Written exercise — Write the data out again in full, with no departure from the original.

Collection entries
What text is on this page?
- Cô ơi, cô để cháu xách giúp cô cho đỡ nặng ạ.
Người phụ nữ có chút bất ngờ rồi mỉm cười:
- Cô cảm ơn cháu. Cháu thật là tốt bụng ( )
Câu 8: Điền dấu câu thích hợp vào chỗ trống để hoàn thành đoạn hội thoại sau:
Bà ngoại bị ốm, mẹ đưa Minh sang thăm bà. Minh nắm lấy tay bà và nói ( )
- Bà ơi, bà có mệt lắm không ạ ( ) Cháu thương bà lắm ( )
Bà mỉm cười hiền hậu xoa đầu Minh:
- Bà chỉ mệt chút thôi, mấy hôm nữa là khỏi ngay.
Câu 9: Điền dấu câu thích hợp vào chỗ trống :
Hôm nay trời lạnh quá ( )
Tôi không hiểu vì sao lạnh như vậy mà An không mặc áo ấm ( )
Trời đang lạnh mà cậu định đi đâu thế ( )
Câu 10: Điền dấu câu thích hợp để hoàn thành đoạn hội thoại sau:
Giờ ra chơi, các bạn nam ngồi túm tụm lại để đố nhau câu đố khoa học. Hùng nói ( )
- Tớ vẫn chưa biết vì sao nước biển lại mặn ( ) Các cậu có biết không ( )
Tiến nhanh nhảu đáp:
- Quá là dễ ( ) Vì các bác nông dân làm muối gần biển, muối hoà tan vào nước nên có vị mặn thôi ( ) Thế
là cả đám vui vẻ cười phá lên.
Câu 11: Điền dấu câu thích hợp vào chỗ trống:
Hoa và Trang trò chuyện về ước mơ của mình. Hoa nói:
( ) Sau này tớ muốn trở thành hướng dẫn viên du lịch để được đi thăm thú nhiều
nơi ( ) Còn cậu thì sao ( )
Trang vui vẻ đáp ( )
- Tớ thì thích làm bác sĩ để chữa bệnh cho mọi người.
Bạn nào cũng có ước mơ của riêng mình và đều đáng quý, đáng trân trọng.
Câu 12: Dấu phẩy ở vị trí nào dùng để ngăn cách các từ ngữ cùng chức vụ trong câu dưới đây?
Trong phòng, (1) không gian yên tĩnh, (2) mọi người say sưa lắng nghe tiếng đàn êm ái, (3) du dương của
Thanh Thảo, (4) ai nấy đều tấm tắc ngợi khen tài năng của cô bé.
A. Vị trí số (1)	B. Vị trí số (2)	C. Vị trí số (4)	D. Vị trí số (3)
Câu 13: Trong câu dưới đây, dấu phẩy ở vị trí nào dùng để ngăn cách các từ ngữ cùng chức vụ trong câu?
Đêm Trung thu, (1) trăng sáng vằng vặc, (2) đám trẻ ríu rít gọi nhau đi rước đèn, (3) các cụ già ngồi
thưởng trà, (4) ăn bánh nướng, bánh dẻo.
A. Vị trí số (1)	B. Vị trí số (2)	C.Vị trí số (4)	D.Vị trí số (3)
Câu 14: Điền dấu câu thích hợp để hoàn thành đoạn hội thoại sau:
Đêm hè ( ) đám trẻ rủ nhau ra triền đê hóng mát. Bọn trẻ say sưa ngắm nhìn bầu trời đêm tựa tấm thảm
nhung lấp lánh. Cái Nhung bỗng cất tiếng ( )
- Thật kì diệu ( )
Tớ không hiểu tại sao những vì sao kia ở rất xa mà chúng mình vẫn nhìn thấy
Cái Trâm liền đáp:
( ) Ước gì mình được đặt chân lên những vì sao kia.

Written answer —
What text is on this page?
- Cô ơi, cô để cháu xách giúp cô cho đỡ nặng ạ.
Người phụ nữ có chút bất ngờ rồi mỉm cười:
- Cô cảm ơn cháu. Cháu thật là tốt bụng ( )
Câu 8: Điền dấu câu thích hợp vào chỗ trống để hoàn thành đoạn hội thoại sau:
Bà ngoại bị ốm, mẹ đưa Minh sang thăm bà. Minh nắm lấy tay bà và nói ( )
- Bà ơi, bà có mệt lắm không ạ ( ) Cháu thương bà lắm ( )
Bà mỉm cười hiền hậu xoa đầu Minh:
- Bà chỉ mệt chút thôi, mấy hôm nữa là khỏi ngay.
Câu 9: Điền dấu câu thích hợp vào chỗ trống :
Hôm nay trời lạnh quá ( )
Tôi không hiểu vì sao lạnh như vậy mà An không mặc áo ấm ( )
Trời đang lạnh mà cậu định đi đâu thế ( )
Câu 10: Điền dấu câu thích hợp để hoàn thành đoạn hội thoại sau:
Giờ ra chơi, các bạn nam ngồi túm tụm lại để đố nhau câu đố khoa học. Hùng nói ( )
- Tớ vẫn chưa biết vì sao nước biển lại mặn ( ) Các cậu có biết không ( )
Tiến nhanh nhảu đáp:
- Quá là dễ ( ) Vì các bác nông dân làm muối gần biển, muối hoà tan vào nước nên có vị mặn thôi ( ) Thế
là cả đám vui vẻ cười phá lên.
Câu 11: Điền dấu câu thích hợp vào chỗ trống:
Hoa và Trang trò chuyện về ước mơ của mình. Hoa nói:
( ) Sau này tớ muốn trở thành hướng dẫn viên du lịch để được đi thăm thú nhiều
nơi ( ) Còn cậu thì sao ( )
Trang vui vẻ đáp ( )
- Tớ thì thích làm bác sĩ để chữa bệnh cho mọi người.
Bạn nào cũng có ước mơ của riêng mình và đều đáng quý, đáng trân trọng.
Câu 12: Dấu phẩy ở vị trí nào dùng để ngăn cách các từ ngữ cùng chức vụ trong câu dưới đây?
Trong phòng, (1) không gian yên tĩnh, (2) mọi người say sưa lắng nghe tiếng đàn êm ái, (3) du dương của
Thanh Thảo, (4) ai nấy đều tấm tắc ngợi khen tài năng của cô bé.
A. Vị trí số (1)	B. Vị trí số (2)	C. Vị trí số (4)	D. Vị trí số (3)
Câu 13: Trong câu dưới đây, dấu phẩy ở vị trí nào dùng để ngăn cách các từ ngữ cùng chức vụ trong câu?
Đêm Trung thu, (1) trăng sáng vằng vặc, (2) đám trẻ ríu rít gọi nhau đi rước đèn, (3) các cụ già ngồi
thưởng trà, (4) ăn bánh nướng, bánh dẻo.
A. Vị trí số (1)	B. Vị trí số (2)	C.Vị trí số (4)	D.Vị trí số (3)
Câu 14: Điền dấu câu thích hợp để hoàn thành đoạn hội thoại sau:
Đêm hè ( ) đám trẻ rủ nhau ra triền đê hóng mát. Bọn trẻ say sưa ngắm nhìn bầu trời đêm tựa tấm thảm
nhung lấp lánh. Cái Nhung bỗng cất tiếng ( )
- Thật kì diệu ( )
Tớ không hiểu tại sao những vì sao kia ở rất xa mà chúng mình vẫn nhìn thấy
Cái Trâm liền đáp:
( ) Ước gì mình được đặt chân lên những vì sao kia.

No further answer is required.